DATA SUPPLIED →
══════════════════════════════
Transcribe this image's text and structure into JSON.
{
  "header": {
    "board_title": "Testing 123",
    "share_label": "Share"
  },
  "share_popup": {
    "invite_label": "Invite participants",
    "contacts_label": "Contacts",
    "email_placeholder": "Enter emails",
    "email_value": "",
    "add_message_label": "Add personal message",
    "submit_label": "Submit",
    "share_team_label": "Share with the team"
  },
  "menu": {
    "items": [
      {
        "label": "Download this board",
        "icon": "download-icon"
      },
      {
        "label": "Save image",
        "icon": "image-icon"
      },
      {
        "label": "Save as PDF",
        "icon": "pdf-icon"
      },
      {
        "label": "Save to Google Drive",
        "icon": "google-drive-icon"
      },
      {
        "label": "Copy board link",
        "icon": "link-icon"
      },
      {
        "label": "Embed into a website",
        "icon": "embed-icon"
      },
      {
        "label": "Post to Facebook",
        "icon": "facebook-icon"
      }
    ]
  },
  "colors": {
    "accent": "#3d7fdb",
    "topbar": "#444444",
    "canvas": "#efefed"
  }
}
══════════════════════════════
DIRECTIONS → Retype the data exactly as given.

REPLY →
Transcribe this image's text and structure into JSON.
{
  "header": {
    "board_title": "Testing 123",
    "share_label": "Share"
  },
  "share_popup": {
    "invite_label": "Invite participants",
    "contacts_label": "Contacts",
    "email_placeholder": "Enter emails",
    "email_value": "",
    "add_message_label": "Add personal message",
    "submit_label": "Submit",
    "share_team_label": "Share with the team"
  },
  "menu": {
    "items": [
      {
        "label": "Download this board",
        "icon": "download-icon"
      },
      {
        "label": "Save image",
        "icon": "image-icon"
      },
      {
        "label": "Save as PDF",
        "icon": "pdf-icon"
      },
      {
        "label": "Save to Google Drive",
        "icon": "google-drive-icon"
      },
      {
        "label": "Copy board link",
        "icon": "link-icon"
      },
      {
        "label": "Embed into a website",
        "icon": "embed-icon"
      },
      {
        "label": "Post to Facebook",
        "icon": "facebook-icon"
      }
    ]
  },
  "colors": {
    "accent": "#3d7fdb",
    "topbar": "#444444",
    "canvas": "#efefed"
  }
}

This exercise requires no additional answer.